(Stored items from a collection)
———

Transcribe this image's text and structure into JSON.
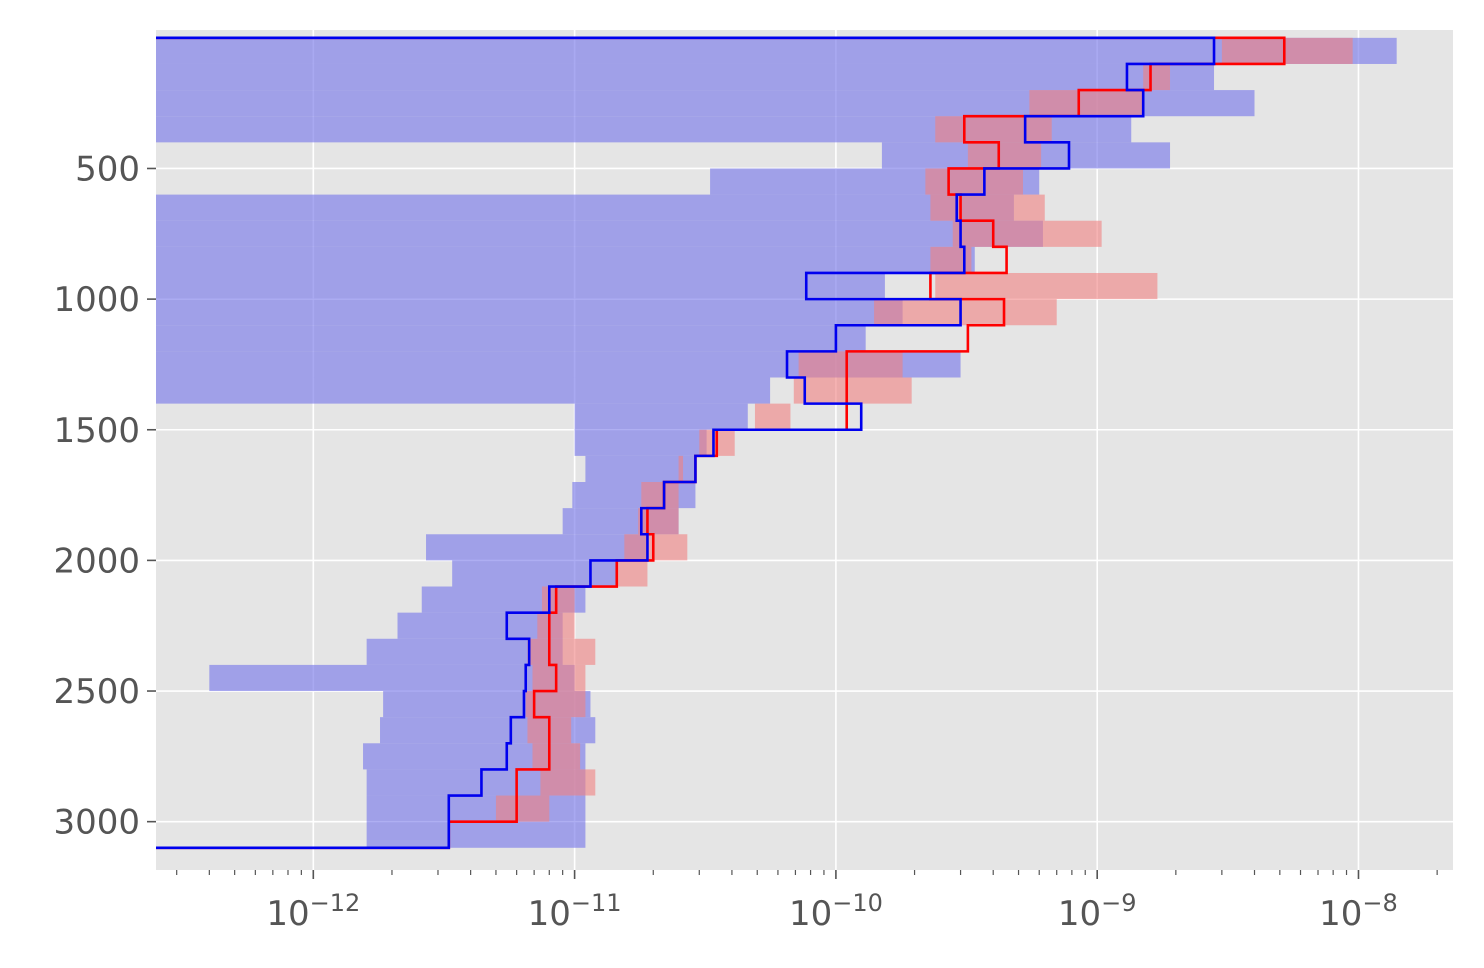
{
  "chart_data": {
    "type": "step-profile",
    "x_scale": "log",
    "y_inverted": true,
    "grid": true,
    "legend": "none",
    "xlim": [
      2.5e-13,
      2.3e-08
    ],
    "ylim": [
      3185,
      -30
    ],
    "x_ticks": [
      {
        "value": 1e-12,
        "base": "10",
        "exp": "−12"
      },
      {
        "value": 1e-11,
        "base": "10",
        "exp": "−11"
      },
      {
        "value": 1e-10,
        "base": "10",
        "exp": "−10"
      },
      {
        "value": 1e-09,
        "base": "10",
        "exp": "−9"
      },
      {
        "value": 1e-08,
        "base": "10",
        "exp": "−8"
      }
    ],
    "y_ticks": [
      "500",
      "1000",
      "1500",
      "2000",
      "2500",
      "3000"
    ],
    "colors": {
      "red": "#ff0000",
      "blue": "#0000ee",
      "red_band": "#f08080",
      "blue_band": "#7b7bea",
      "panel_bg": "#e5e5e5",
      "grid": "#ffffff"
    },
    "series": [
      {
        "color": "red",
        "bin_edges": [
          0,
          100,
          200,
          300,
          400,
          500,
          600,
          700,
          800,
          900,
          1000,
          1100,
          1200,
          1300,
          1400,
          1500,
          1600,
          1700,
          1800,
          1900,
          2000,
          2100,
          2200,
          2300,
          2400,
          2500,
          2600,
          2700,
          2800,
          2900,
          3000,
          3100
        ],
        "values": [
          5.2e-09,
          1.6e-09,
          8.5e-10,
          3.1e-10,
          4.2e-10,
          2.7e-10,
          3e-10,
          4e-10,
          4.5e-10,
          2.3e-10,
          4.4e-10,
          3.2e-10,
          1.1e-10,
          1.1e-10,
          1.1e-10,
          3.5e-11,
          2.9e-11,
          2.2e-11,
          1.9e-11,
          2e-11,
          1.45e-11,
          8.5e-12,
          8e-12,
          8e-12,
          8.5e-12,
          7e-12,
          8e-12,
          8e-12,
          6e-12,
          6e-12,
          3.3e-12
        ],
        "band_lo": [
          3e-09,
          1.5e-09,
          5.5e-10,
          2.4e-10,
          3.2e-10,
          2.2e-10,
          2.3e-10,
          2.8e-10,
          2.3e-10,
          2.4e-10,
          1.4e-10,
          1.8e-10,
          7.2e-11,
          6.9e-11,
          6.7e-11,
          3e-11,
          2.6e-11,
          1.8e-11,
          1.75e-11,
          1.55e-11,
          1.45e-11,
          7.5e-12,
          7.2e-12,
          6.6e-12,
          6.9e-12,
          6.5e-12,
          6.6e-12,
          6.9e-12,
          7.4e-12,
          5e-12,
          6e-12
        ],
        "band_hi": [
          9.5e-09,
          1.9e-09,
          1.5e-09,
          6.7e-10,
          6.1e-10,
          5.2e-10,
          6.3e-10,
          1.04e-09,
          3.3e-10,
          1.7e-09,
          7e-10,
          1.8e-10,
          1.8e-10,
          1.95e-10,
          4.9e-11,
          4.1e-11,
          2.5e-11,
          2.5e-11,
          2.5e-11,
          2.7e-11,
          1.9e-11,
          1e-11,
          1e-11,
          1.2e-11,
          1.1e-11,
          1.1e-11,
          9.7e-12,
          1.05e-11,
          1.2e-11,
          8e-12,
          6e-12
        ]
      },
      {
        "color": "blue",
        "bin_edges": [
          0,
          100,
          200,
          300,
          400,
          500,
          600,
          700,
          800,
          900,
          1000,
          1100,
          1200,
          1300,
          1400,
          1500,
          1600,
          1700,
          1800,
          1900,
          2000,
          2100,
          2200,
          2300,
          2400,
          2500,
          2600,
          2700,
          2800,
          2900,
          3000,
          3100
        ],
        "values": [
          2.8e-09,
          1.3e-09,
          1.5e-09,
          5.3e-10,
          7.8e-10,
          3.7e-10,
          2.9e-10,
          3e-10,
          3.1e-10,
          7.7e-11,
          3e-10,
          1e-10,
          6.5e-11,
          7.6e-11,
          1.25e-10,
          3.4e-11,
          2.9e-11,
          2.2e-11,
          1.8e-11,
          1.9e-11,
          1.15e-11,
          8e-12,
          5.5e-12,
          6.7e-12,
          6.5e-12,
          6.4e-12,
          5.7e-12,
          5.5e-12,
          4.4e-12,
          3.3e-12,
          3.3e-12
        ],
        "band_lo": [
          2.5e-13,
          2.5e-13,
          2.5e-13,
          2.5e-13,
          1.5e-10,
          3.3e-11,
          2.5e-13,
          2.5e-13,
          2.5e-13,
          2.5e-13,
          2.5e-13,
          2.5e-13,
          2.5e-13,
          2.5e-13,
          1e-11,
          1e-11,
          1.1e-11,
          9.8e-12,
          9e-12,
          2.7e-12,
          3.4e-12,
          2.6e-12,
          2.1e-12,
          1.6e-12,
          4e-13,
          1.85e-12,
          1.8e-12,
          1.55e-12,
          1.6e-12,
          1.6e-12,
          1.6e-12
        ],
        "band_hi": [
          1.4e-08,
          2.8e-09,
          4e-09,
          1.35e-09,
          1.9e-09,
          6e-10,
          4.8e-10,
          6.2e-10,
          3.4e-10,
          1.54e-10,
          1.8e-10,
          1.3e-10,
          3e-10,
          5.6e-11,
          4.6e-11,
          3.2e-11,
          2.9e-11,
          2.9e-11,
          2.5e-11,
          1.9e-11,
          1.45e-11,
          1.1e-11,
          9e-12,
          9e-12,
          1e-11,
          1.15e-11,
          1.2e-11,
          1.1e-11,
          1.1e-11,
          1.1e-11,
          1.1e-11
        ]
      }
    ]
  }
}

———

▸ **WHAT IS BEING ASKED**: Copy the records above exactly, omitting every picture.

▸ **WRITTEN SOLUTION**:
Transcribe this image's text and structure into JSON.
{
  "chart_data": {
    "type": "step-profile",
    "x_scale": "log",
    "y_inverted": true,
    "grid": true,
    "legend": "none",
    "xlim": [
      2.5e-13,
      2.3e-08
    ],
    "ylim": [
      3185,
      -30
    ],
    "x_ticks": [
      {
        "value": 1e-12,
        "base": "10",
        "exp": "−12"
      },
      {
        "value": 1e-11,
        "base": "10",
        "exp": "−11"
      },
      {
        "value": 1e-10,
        "base": "10",
        "exp": "−10"
      },
      {
        "value": 1e-09,
        "base": "10",
        "exp": "−9"
      },
      {
        "value": 1e-08,
        "base": "10",
        "exp": "−8"
      }
    ],
    "y_ticks": [
      "500",
      "1000",
      "1500",
      "2000",
      "2500",
      "3000"
    ],
    "colors": {
      "red": "#ff0000",
      "blue": "#0000ee",
      "red_band": "#f08080",
      "blue_band": "#7b7bea",
      "panel_bg": "#e5e5e5",
      "grid": "#ffffff"
    },
    "series": [
      {
        "color": "red",
        "bin_edges": [
          0,
          100,
          200,
          300,
          400,
          500,
          600,
          700,
          800,
          900,
          1000,
          1100,
          1200,
          1300,
          1400,
          1500,
          1600,
          1700,
          1800,
          1900,
          2000,
          2100,
          2200,
          2300,
          2400,
          2500,
          2600,
          2700,
          2800,
          2900,
          3000,
          3100
        ],
        "values": [
          5.2e-09,
          1.6e-09,
          8.5e-10,
          3.1e-10,
          4.2e-10,
          2.7e-10,
          3e-10,
          4e-10,
          4.5e-10,
          2.3e-10,
          4.4e-10,
          3.2e-10,
          1.1e-10,
          1.1e-10,
          1.1e-10,
          3.5e-11,
          2.9e-11,
          2.2e-11,
          1.9e-11,
          2e-11,
          1.45e-11,
          8.5e-12,
          8e-12,
          8e-12,
          8.5e-12,
          7e-12,
          8e-12,
          8e-12,
          6e-12,
          6e-12,
          3.3e-12
        ],
        "band_lo": [
          3e-09,
          1.5e-09,
          5.5e-10,
          2.4e-10,
          3.2e-10,
          2.2e-10,
          2.3e-10,
          2.8e-10,
          2.3e-10,
          2.4e-10,
          1.4e-10,
          1.8e-10,
          7.2e-11,
          6.9e-11,
          6.7e-11,
          3e-11,
          2.6e-11,
          1.8e-11,
          1.75e-11,
          1.55e-11,
          1.45e-11,
          7.5e-12,
          7.2e-12,
          6.6e-12,
          6.9e-12,
          6.5e-12,
          6.6e-12,
          6.9e-12,
          7.4e-12,
          5e-12,
          6e-12
        ],
        "band_hi": [
          9.5e-09,
          1.9e-09,
          1.5e-09,
          6.7e-10,
          6.1e-10,
          5.2e-10,
          6.3e-10,
          1.04e-09,
          3.3e-10,
          1.7e-09,
          7e-10,
          1.8e-10,
          1.8e-10,
          1.95e-10,
          4.9e-11,
          4.1e-11,
          2.5e-11,
          2.5e-11,
          2.5e-11,
          2.7e-11,
          1.9e-11,
          1e-11,
          1e-11,
          1.2e-11,
          1.1e-11,
          1.1e-11,
          9.7e-12,
          1.05e-11,
          1.2e-11,
          8e-12,
          6e-12
        ]
      },
      {
        "color": "blue",
        "bin_edges": [
          0,
          100,
          200,
          300,
          400,
          500,
          600,
          700,
          800,
          900,
          1000,
          1100,
          1200,
          1300,
          1400,
          1500,
          1600,
          1700,
          1800,
          1900,
          2000,
          2100,
          2200,
          2300,
          2400,
          2500,
          2600,
          2700,
          2800,
          2900,
          3000,
          3100
        ],
        "values": [
          2.8e-09,
          1.3e-09,
          1.5e-09,
          5.3e-10,
          7.8e-10,
          3.7e-10,
          2.9e-10,
          3e-10,
          3.1e-10,
          7.7e-11,
          3e-10,
          1e-10,
          6.5e-11,
          7.6e-11,
          1.25e-10,
          3.4e-11,
          2.9e-11,
          2.2e-11,
          1.8e-11,
          1.9e-11,
          1.15e-11,
          8e-12,
          5.5e-12,
          6.7e-12,
          6.5e-12,
          6.4e-12,
          5.7e-12,
          5.5e-12,
          4.4e-12,
          3.3e-12,
          3.3e-12
        ],
        "band_lo": [
          2.5e-13,
          2.5e-13,
          2.5e-13,
          2.5e-13,
          1.5e-10,
          3.3e-11,
          2.5e-13,
          2.5e-13,
          2.5e-13,
          2.5e-13,
          2.5e-13,
          2.5e-13,
          2.5e-13,
          2.5e-13,
          1e-11,
          1e-11,
          1.1e-11,
          9.8e-12,
          9e-12,
          2.7e-12,
          3.4e-12,
          2.6e-12,
          2.1e-12,
          1.6e-12,
          4e-13,
          1.85e-12,
          1.8e-12,
          1.55e-12,
          1.6e-12,
          1.6e-12,
          1.6e-12
        ],
        "band_hi": [
          1.4e-08,
          2.8e-09,
          4e-09,
          1.35e-09,
          1.9e-09,
          6e-10,
          4.8e-10,
          6.2e-10,
          3.4e-10,
          1.54e-10,
          1.8e-10,
          1.3e-10,
          3e-10,
          5.6e-11,
          4.6e-11,
          3.2e-11,
          2.9e-11,
          2.9e-11,
          2.5e-11,
          1.9e-11,
          1.45e-11,
          1.1e-11,
          9e-12,
          9e-12,
          1e-11,
          1.15e-11,
          1.2e-11,
          1.1e-11,
          1.1e-11,
          1.1e-11,
          1.1e-11
        ]
      }
    ]
  }
}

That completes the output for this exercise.